Copy each line of the data below with the word "screenshot".

[Working data]
•••••
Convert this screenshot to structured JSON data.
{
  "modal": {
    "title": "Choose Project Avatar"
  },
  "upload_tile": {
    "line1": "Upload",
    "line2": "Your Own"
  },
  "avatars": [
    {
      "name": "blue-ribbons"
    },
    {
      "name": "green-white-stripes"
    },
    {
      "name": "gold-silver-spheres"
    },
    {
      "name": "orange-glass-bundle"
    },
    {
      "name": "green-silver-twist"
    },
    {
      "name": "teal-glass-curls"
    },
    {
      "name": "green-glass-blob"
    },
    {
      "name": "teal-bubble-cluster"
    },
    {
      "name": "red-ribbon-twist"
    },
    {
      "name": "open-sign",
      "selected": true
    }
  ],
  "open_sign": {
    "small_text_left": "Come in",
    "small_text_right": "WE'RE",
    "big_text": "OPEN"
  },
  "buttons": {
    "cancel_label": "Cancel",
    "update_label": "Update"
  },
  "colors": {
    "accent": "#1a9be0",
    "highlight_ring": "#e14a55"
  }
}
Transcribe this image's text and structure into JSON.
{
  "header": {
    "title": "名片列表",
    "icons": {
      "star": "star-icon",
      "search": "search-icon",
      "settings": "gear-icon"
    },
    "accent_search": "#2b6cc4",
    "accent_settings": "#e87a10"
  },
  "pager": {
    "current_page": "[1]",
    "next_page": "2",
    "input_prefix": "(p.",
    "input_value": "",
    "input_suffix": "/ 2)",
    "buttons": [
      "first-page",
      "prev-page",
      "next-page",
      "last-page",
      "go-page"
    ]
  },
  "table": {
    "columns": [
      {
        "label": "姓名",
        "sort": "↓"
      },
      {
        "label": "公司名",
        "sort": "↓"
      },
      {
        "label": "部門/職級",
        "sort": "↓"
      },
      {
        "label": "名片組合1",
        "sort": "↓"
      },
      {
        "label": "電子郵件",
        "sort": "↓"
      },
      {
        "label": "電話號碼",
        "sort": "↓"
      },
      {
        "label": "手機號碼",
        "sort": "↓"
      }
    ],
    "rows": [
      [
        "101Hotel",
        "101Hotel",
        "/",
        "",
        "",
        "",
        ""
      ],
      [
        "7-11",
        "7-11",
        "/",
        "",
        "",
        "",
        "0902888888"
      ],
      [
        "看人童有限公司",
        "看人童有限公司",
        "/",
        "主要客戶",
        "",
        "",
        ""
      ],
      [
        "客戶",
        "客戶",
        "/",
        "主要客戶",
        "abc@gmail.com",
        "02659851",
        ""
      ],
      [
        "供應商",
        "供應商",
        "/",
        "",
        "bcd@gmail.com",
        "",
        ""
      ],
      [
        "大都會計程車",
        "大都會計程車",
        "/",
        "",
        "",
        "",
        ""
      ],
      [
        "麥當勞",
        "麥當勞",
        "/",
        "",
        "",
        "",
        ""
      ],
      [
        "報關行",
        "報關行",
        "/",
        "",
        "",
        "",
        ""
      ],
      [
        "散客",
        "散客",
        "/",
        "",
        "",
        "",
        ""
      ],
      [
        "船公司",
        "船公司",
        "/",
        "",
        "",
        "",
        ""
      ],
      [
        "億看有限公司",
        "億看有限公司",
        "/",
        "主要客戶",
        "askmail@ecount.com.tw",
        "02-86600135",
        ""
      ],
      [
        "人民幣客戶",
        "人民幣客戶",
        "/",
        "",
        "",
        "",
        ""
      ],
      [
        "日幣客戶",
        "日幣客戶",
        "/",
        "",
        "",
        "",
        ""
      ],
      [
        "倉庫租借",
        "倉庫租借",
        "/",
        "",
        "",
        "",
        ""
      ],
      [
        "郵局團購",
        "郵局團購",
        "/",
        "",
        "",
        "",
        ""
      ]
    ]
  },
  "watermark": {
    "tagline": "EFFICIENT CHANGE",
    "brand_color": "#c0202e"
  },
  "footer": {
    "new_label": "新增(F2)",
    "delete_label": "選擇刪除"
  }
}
•••••
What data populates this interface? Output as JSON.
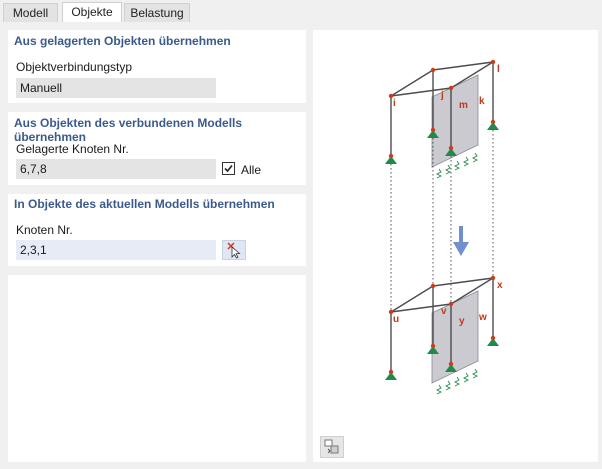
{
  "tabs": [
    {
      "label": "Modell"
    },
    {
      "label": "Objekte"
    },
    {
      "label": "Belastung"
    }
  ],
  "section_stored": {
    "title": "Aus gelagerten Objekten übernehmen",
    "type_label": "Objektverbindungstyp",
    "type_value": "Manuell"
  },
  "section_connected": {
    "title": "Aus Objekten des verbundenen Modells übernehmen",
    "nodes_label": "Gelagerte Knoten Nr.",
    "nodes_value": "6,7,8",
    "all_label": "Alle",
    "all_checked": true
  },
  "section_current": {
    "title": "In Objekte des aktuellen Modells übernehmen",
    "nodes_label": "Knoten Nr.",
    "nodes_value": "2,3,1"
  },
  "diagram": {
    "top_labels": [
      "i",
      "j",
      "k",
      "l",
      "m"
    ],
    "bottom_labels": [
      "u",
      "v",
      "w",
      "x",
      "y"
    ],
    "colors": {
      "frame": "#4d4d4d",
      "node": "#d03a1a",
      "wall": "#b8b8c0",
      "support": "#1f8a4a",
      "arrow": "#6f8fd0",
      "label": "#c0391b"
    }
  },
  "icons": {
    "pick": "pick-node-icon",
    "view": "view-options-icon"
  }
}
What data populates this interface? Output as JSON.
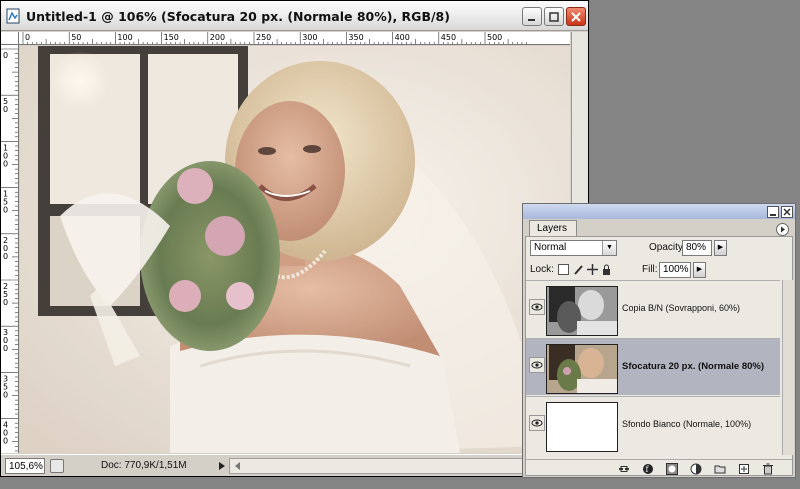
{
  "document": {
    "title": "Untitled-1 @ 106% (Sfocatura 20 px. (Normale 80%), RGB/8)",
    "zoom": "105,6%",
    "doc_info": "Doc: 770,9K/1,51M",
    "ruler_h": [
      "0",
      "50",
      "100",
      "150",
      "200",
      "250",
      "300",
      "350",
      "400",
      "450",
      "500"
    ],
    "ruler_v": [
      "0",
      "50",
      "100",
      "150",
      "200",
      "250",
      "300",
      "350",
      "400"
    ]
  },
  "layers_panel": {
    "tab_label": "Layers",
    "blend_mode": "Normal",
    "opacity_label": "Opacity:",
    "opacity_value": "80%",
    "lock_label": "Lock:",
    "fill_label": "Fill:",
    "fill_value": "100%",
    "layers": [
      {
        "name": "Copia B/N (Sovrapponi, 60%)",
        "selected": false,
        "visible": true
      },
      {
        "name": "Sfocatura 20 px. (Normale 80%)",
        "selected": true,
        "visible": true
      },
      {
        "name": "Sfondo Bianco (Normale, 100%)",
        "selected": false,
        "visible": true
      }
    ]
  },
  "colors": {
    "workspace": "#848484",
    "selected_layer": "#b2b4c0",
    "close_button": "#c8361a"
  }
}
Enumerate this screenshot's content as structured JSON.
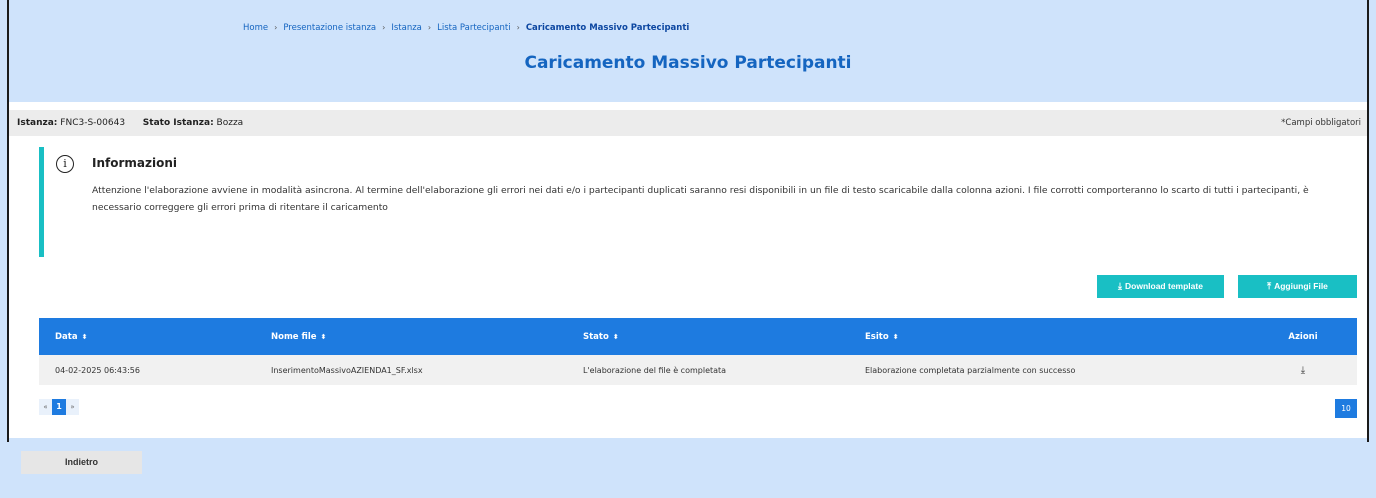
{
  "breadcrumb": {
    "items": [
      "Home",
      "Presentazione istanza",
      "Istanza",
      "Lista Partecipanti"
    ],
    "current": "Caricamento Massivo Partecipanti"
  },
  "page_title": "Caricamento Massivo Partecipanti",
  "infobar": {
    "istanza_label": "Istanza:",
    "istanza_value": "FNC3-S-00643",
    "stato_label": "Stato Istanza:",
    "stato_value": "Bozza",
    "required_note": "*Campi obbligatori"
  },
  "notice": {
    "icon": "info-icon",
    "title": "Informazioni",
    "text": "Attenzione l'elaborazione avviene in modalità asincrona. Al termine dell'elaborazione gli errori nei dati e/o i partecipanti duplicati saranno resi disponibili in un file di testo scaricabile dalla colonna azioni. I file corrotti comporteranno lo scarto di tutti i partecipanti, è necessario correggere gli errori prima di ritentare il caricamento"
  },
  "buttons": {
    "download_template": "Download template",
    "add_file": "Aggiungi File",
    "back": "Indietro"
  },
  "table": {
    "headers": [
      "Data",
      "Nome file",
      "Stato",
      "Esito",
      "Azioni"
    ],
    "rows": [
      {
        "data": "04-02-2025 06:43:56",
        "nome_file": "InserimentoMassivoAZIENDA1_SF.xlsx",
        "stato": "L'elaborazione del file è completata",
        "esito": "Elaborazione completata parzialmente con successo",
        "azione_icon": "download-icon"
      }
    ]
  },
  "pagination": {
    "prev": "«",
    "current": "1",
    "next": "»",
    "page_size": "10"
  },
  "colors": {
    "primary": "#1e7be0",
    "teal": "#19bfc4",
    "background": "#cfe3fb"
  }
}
•••••
[Response to this exercise]
Convert this screenshot to structured JSON data.
Enumerate this screenshot's content as structured JSON.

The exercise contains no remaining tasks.